Given instruction -> What follows are records. Restate all of them word for word.

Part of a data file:
○ ○ ○
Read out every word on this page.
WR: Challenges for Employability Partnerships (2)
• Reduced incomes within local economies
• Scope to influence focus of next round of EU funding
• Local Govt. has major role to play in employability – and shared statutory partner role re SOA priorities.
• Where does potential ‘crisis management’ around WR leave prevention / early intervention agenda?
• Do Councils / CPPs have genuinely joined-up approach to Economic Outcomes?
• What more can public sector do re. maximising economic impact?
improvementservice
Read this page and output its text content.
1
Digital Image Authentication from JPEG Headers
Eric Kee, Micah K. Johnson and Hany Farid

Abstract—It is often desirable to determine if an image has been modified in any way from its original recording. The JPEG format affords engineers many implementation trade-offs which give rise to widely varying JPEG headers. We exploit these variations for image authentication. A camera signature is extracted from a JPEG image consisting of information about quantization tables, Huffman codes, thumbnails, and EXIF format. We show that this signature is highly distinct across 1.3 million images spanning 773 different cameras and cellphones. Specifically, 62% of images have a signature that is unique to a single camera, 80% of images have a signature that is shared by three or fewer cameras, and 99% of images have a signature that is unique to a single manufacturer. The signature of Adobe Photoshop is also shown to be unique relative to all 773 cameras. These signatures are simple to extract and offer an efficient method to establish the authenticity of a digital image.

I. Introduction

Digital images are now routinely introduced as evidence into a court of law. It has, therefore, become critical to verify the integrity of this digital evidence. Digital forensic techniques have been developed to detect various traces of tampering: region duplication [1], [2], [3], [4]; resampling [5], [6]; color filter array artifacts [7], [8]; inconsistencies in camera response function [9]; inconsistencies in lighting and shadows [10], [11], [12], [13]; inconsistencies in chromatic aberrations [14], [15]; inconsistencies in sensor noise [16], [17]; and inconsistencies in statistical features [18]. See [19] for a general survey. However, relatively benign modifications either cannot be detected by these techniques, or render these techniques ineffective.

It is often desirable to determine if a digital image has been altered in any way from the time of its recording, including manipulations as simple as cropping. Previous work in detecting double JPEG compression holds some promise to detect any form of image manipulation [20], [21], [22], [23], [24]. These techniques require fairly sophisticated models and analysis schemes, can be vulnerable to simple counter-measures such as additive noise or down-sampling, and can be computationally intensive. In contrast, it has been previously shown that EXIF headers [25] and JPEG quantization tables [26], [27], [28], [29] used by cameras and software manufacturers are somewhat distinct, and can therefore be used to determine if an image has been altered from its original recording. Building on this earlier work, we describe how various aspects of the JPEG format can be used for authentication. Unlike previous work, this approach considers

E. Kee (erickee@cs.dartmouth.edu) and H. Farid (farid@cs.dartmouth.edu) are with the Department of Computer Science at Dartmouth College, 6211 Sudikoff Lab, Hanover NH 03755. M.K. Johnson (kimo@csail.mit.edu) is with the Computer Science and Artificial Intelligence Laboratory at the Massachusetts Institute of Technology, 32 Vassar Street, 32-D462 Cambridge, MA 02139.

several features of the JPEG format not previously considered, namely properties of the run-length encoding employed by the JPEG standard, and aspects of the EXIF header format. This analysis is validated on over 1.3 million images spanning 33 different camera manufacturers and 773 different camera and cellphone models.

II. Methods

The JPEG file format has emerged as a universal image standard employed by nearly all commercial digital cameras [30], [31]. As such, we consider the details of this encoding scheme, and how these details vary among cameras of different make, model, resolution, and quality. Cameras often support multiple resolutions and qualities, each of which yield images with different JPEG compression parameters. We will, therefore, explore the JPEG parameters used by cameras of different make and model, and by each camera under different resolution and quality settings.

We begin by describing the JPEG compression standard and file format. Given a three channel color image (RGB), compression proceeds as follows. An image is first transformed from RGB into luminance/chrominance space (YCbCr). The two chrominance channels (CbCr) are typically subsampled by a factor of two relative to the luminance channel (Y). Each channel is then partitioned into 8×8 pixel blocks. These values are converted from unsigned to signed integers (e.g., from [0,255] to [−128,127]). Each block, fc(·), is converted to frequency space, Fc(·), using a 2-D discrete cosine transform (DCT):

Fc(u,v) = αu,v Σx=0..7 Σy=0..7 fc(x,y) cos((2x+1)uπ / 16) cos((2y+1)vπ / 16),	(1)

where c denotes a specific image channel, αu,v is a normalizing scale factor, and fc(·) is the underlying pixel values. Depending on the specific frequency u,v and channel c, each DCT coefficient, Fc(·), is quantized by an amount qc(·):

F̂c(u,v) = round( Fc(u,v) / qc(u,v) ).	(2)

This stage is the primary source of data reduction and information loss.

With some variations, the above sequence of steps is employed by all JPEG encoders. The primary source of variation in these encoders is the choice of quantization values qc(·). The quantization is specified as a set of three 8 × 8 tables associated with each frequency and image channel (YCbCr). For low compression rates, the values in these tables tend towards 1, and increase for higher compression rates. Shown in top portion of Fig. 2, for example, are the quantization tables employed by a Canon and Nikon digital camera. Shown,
○ ○ ○
Expected answer ->
Read out every word on this page.
WR: Challenges for Employability Partnerships (2)
• Reduced incomes within local economies
• Scope to influence focus of next round of EU funding
• Local Govt. has major role to play in employability – and shared statutory partner role re SOA priorities.
• Where does potential ‘crisis management’ around WR leave prevention / early intervention agenda?
• Do Councils / CPPs have genuinely joined-up approach to Economic Outcomes?
• What more can public sector do re. maximising economic impact?
improvementservice
Read this page and output its text content.
1
Digital Image Authentication from JPEG Headers
Eric Kee, Micah K. Johnson and Hany Farid

Abstract—It is often desirable to determine if an image has been modified in any way from its original recording. The JPEG format affords engineers many implementation trade-offs which give rise to widely varying JPEG headers. We exploit these variations for image authentication. A camera signature is extracted from a JPEG image consisting of information about quantization tables, Huffman codes, thumbnails, and EXIF format. We show that this signature is highly distinct across 1.3 million images spanning 773 different cameras and cellphones. Specifically, 62% of images have a signature that is unique to a single camera, 80% of images have a signature that is shared by three or fewer cameras, and 99% of images have a signature that is unique to a single manufacturer. The signature of Adobe Photoshop is also shown to be unique relative to all 773 cameras. These signatures are simple to extract and offer an efficient method to establish the authenticity of a digital image.

I. Introduction

Digital images are now routinely introduced as evidence into a court of law. It has, therefore, become critical to verify the integrity of this digital evidence. Digital forensic techniques have been developed to detect various traces of tampering: region duplication [1], [2], [3], [4]; resampling [5], [6]; color filter array artifacts [7], [8]; inconsistencies in camera response function [9]; inconsistencies in lighting and shadows [10], [11], [12], [13]; inconsistencies in chromatic aberrations [14], [15]; inconsistencies in sensor noise [16], [17]; and inconsistencies in statistical features [18]. See [19] for a general survey. However, relatively benign modifications either cannot be detected by these techniques, or render these techniques ineffective.

It is often desirable to determine if a digital image has been altered in any way from the time of its recording, including manipulations as simple as cropping. Previous work in detecting double JPEG compression holds some promise to detect any form of image manipulation [20], [21], [22], [23], [24]. These techniques require fairly sophisticated models and analysis schemes, can be vulnerable to simple counter-measures such as additive noise or down-sampling, and can be computationally intensive. In contrast, it has been previously shown that EXIF headers [25] and JPEG quantization tables [26], [27], [28], [29] used by cameras and software manufacturers are somewhat distinct, and can therefore be used to determine if an image has been altered from its original recording. Building on this earlier work, we describe how various aspects of the JPEG format can be used for authentication. Unlike previous work, this approach considers

E. Kee (erickee@cs.dartmouth.edu) and H. Farid (farid@cs.dartmouth.edu) are with the Department of Computer Science at Dartmouth College, 6211 Sudikoff Lab, Hanover NH 03755. M.K. Johnson (kimo@csail.mit.edu) is with the Computer Science and Artificial Intelligence Laboratory at the Massachusetts Institute of Technology, 32 Vassar Street, 32-D462 Cambridge, MA 02139.

several features of the JPEG format not previously considered, namely properties of the run-length encoding employed by the JPEG standard, and aspects of the EXIF header format. This analysis is validated on over 1.3 million images spanning 33 different camera manufacturers and 773 different camera and cellphone models.

II. Methods

The JPEG file format has emerged as a universal image standard employed by nearly all commercial digital cameras [30], [31]. As such, we consider the details of this encoding scheme, and how these details vary among cameras of different make, model, resolution, and quality. Cameras often support multiple resolutions and qualities, each of which yield images with different JPEG compression parameters. We will, therefore, explore the JPEG parameters used by cameras of different make and model, and by each camera under different resolution and quality settings.

We begin by describing the JPEG compression standard and file format. Given a three channel color image (RGB), compression proceeds as follows. An image is first transformed from RGB into luminance/chrominance space (YCbCr). The two chrominance channels (CbCr) are typically subsampled by a factor of two relative to the luminance channel (Y). Each channel is then partitioned into 8×8 pixel blocks. These values are converted from unsigned to signed integers (e.g., from [0,255] to [−128,127]). Each block, fc(·), is converted to frequency space, Fc(·), using a 2-D discrete cosine transform (DCT):

Fc(u,v) = αu,v Σx=0..7 Σy=0..7 fc(x,y) cos((2x+1)uπ / 16) cos((2y+1)vπ / 16),	(1)

where c denotes a specific image channel, αu,v is a normalizing scale factor, and fc(·) is the underlying pixel values. Depending on the specific frequency u,v and channel c, each DCT coefficient, Fc(·), is quantized by an amount qc(·):

F̂c(u,v) = round( Fc(u,v) / qc(u,v) ).	(2)

This stage is the primary source of data reduction and information loss.

With some variations, the above sequence of steps is employed by all JPEG encoders. The primary source of variation in these encoders is the choice of quantization values qc(·). The quantization is specified as a set of three 8 × 8 tables associated with each frequency and image channel (YCbCr). For low compression rates, the values in these tables tend towards 1, and increase for higher compression rates. Shown in top portion of Fig. 2, for example, are the quantization tables employed by a Canon and Nikon digital camera. Shown,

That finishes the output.